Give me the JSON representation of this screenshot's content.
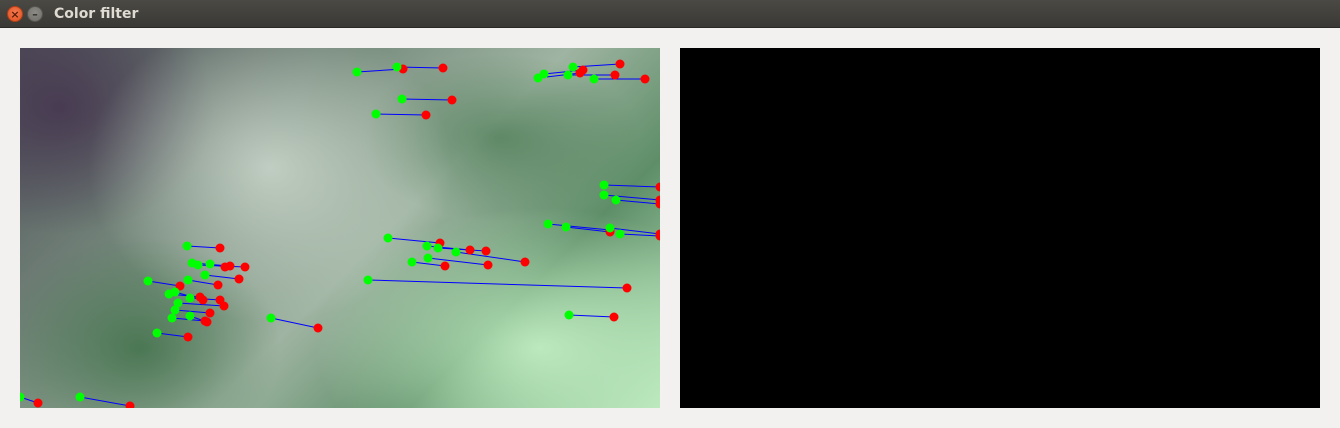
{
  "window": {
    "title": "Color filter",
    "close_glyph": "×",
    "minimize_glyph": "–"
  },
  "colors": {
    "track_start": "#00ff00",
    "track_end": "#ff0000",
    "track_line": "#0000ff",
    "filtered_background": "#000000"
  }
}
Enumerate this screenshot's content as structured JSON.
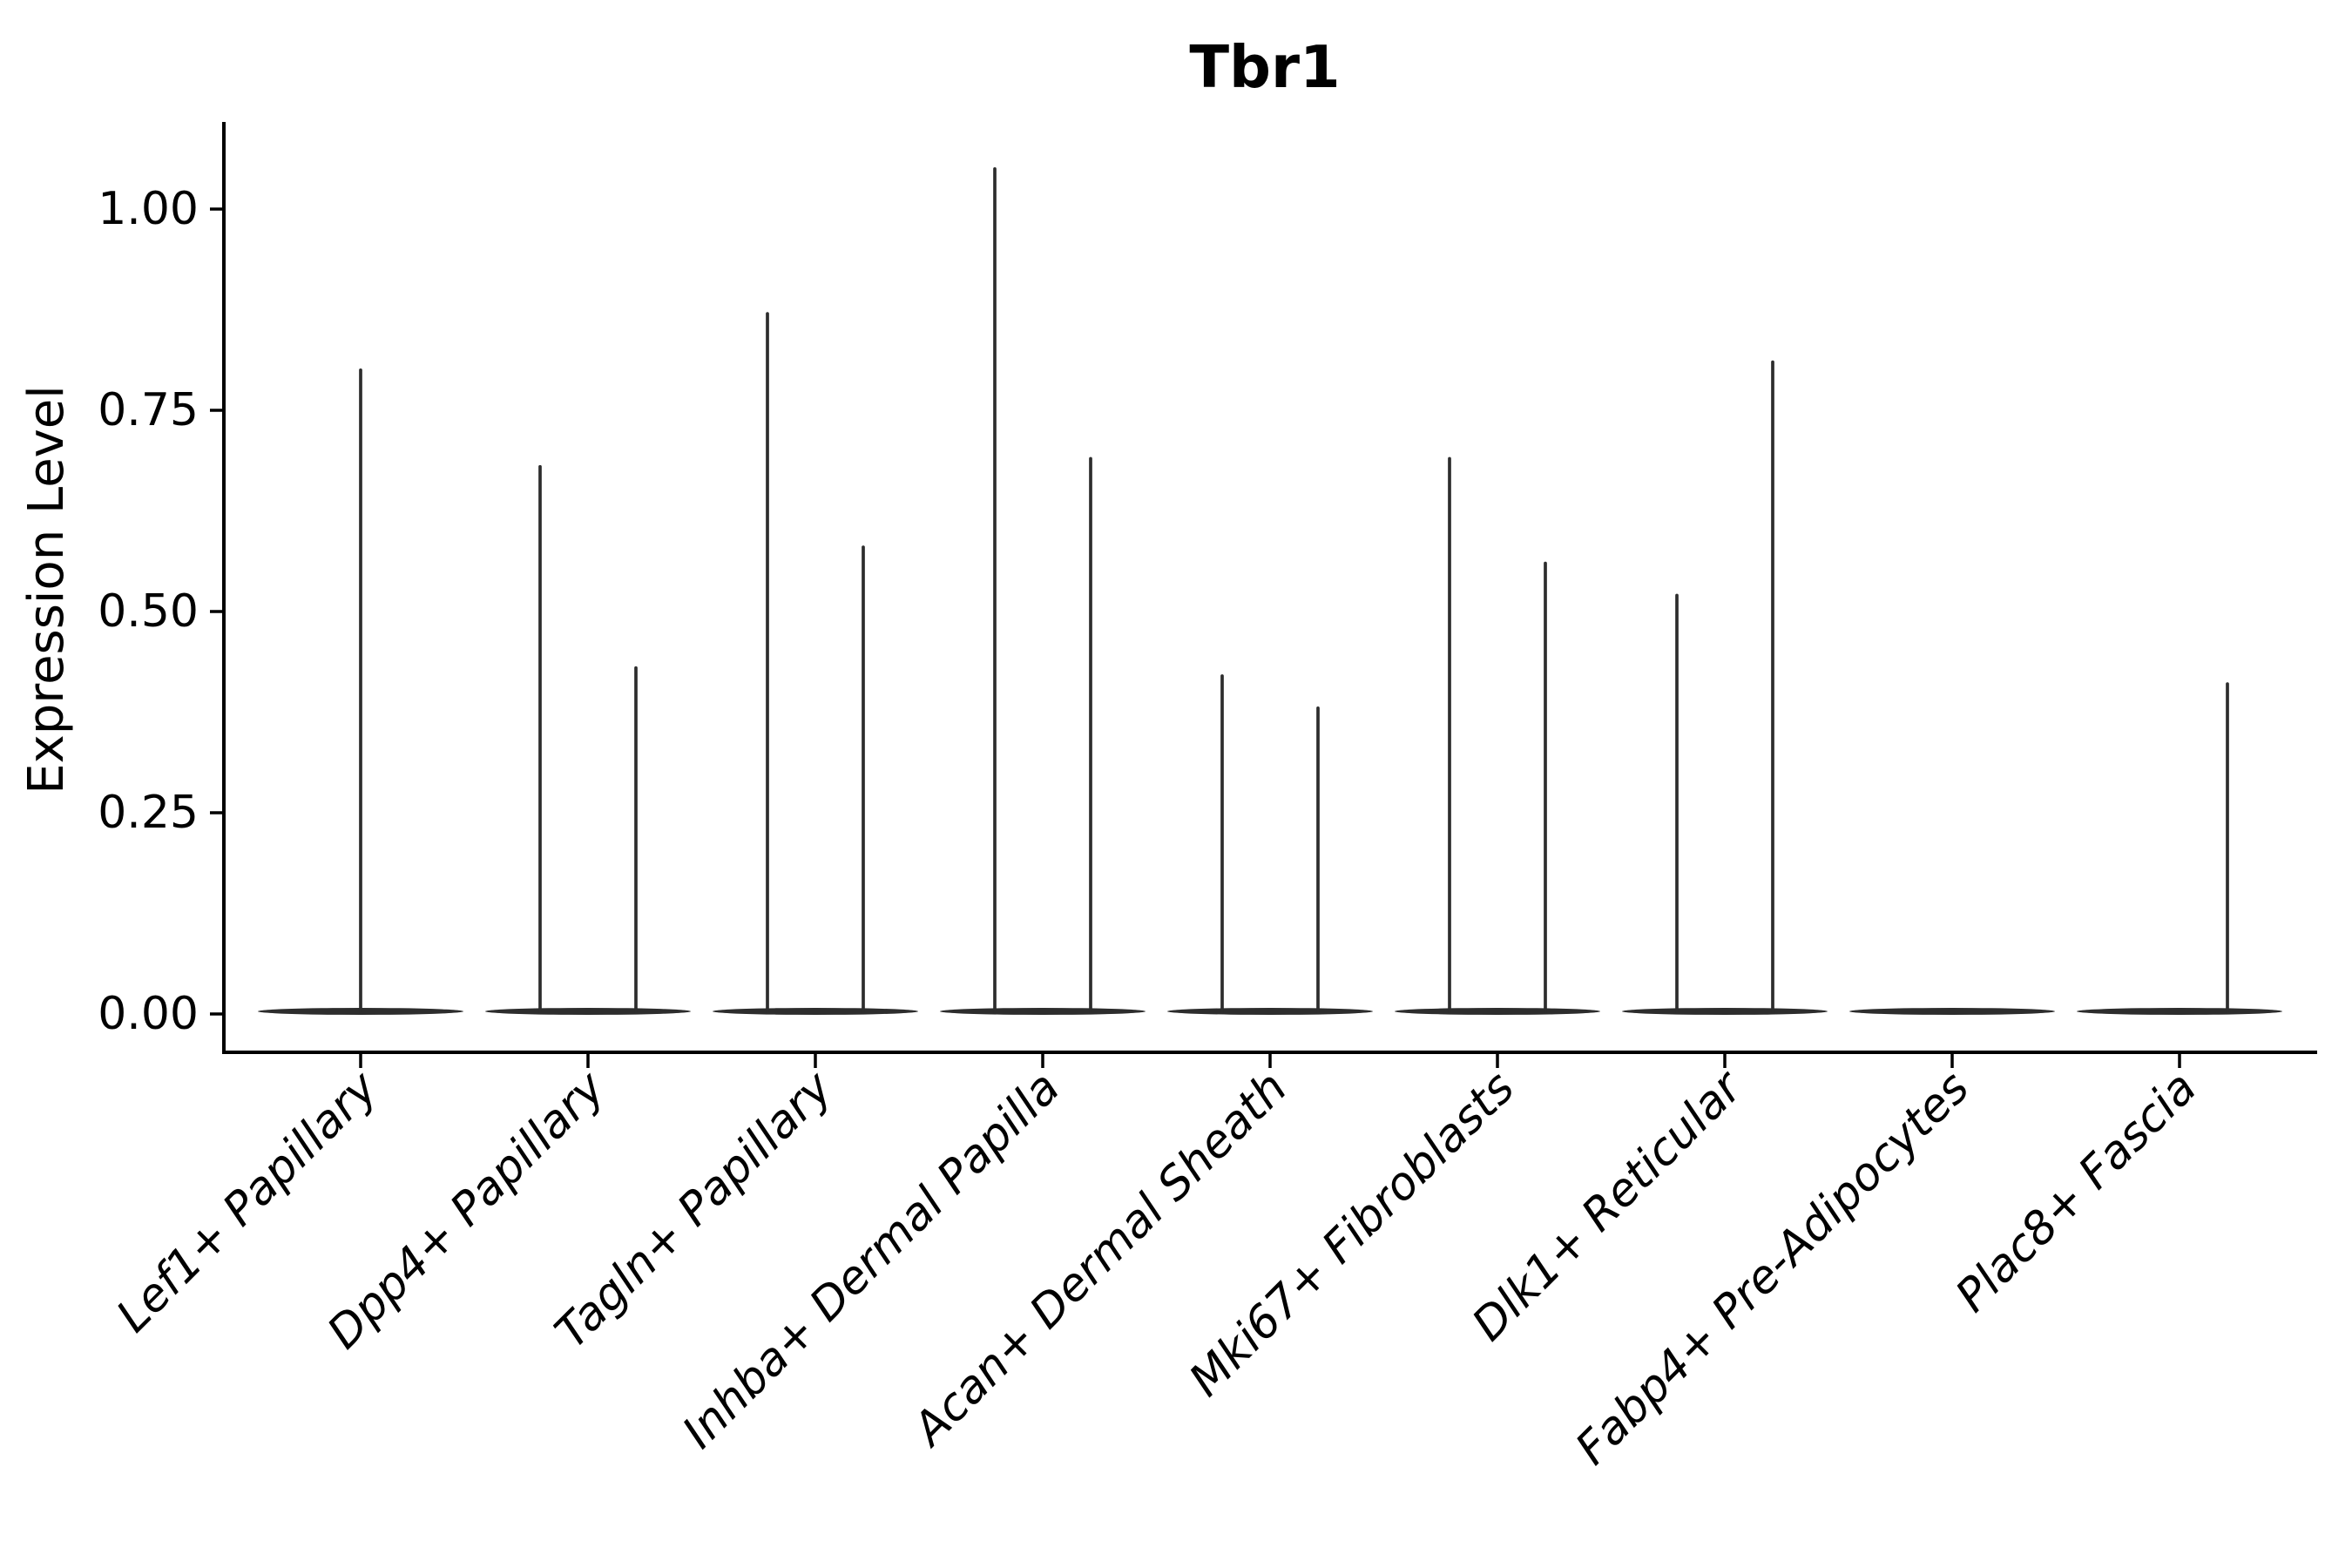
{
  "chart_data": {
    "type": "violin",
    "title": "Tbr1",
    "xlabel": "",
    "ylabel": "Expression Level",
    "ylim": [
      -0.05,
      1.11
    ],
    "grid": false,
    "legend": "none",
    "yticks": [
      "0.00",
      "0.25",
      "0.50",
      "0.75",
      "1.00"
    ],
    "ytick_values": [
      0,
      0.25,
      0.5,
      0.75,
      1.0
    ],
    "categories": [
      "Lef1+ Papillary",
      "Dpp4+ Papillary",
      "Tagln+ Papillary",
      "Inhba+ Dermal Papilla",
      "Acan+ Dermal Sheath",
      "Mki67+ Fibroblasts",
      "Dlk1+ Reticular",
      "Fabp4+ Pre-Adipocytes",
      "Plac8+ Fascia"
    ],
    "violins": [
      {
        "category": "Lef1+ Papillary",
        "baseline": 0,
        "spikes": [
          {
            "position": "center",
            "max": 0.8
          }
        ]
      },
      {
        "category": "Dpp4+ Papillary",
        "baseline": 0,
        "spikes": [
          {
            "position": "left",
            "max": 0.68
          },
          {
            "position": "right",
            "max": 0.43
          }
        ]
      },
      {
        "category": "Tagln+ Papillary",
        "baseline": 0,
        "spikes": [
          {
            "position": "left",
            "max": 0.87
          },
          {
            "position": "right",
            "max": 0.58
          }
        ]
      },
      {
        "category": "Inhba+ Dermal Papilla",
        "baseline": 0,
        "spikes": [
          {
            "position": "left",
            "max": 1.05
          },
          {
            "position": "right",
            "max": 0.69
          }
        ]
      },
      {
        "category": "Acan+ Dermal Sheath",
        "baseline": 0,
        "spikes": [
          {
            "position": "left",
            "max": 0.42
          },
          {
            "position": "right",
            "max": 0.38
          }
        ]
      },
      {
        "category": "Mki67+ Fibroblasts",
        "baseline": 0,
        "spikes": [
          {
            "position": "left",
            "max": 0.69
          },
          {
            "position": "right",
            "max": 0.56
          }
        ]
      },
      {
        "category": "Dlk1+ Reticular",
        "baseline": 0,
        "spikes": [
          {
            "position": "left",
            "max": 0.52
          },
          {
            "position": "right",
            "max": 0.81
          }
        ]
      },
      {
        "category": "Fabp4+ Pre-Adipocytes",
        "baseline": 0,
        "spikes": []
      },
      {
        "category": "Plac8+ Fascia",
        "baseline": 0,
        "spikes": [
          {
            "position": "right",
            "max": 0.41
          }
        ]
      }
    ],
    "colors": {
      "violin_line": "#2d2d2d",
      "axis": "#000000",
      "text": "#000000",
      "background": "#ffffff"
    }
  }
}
******
▶ [DIRECTION]: Locate the word "this" in the data above. Copy every line carrying it.

▶ [ANSWER TO THE PROBLEM]:
Give me the JSON representation of this screenshot's content.
Enumerate this screenshot's content as structured JSON.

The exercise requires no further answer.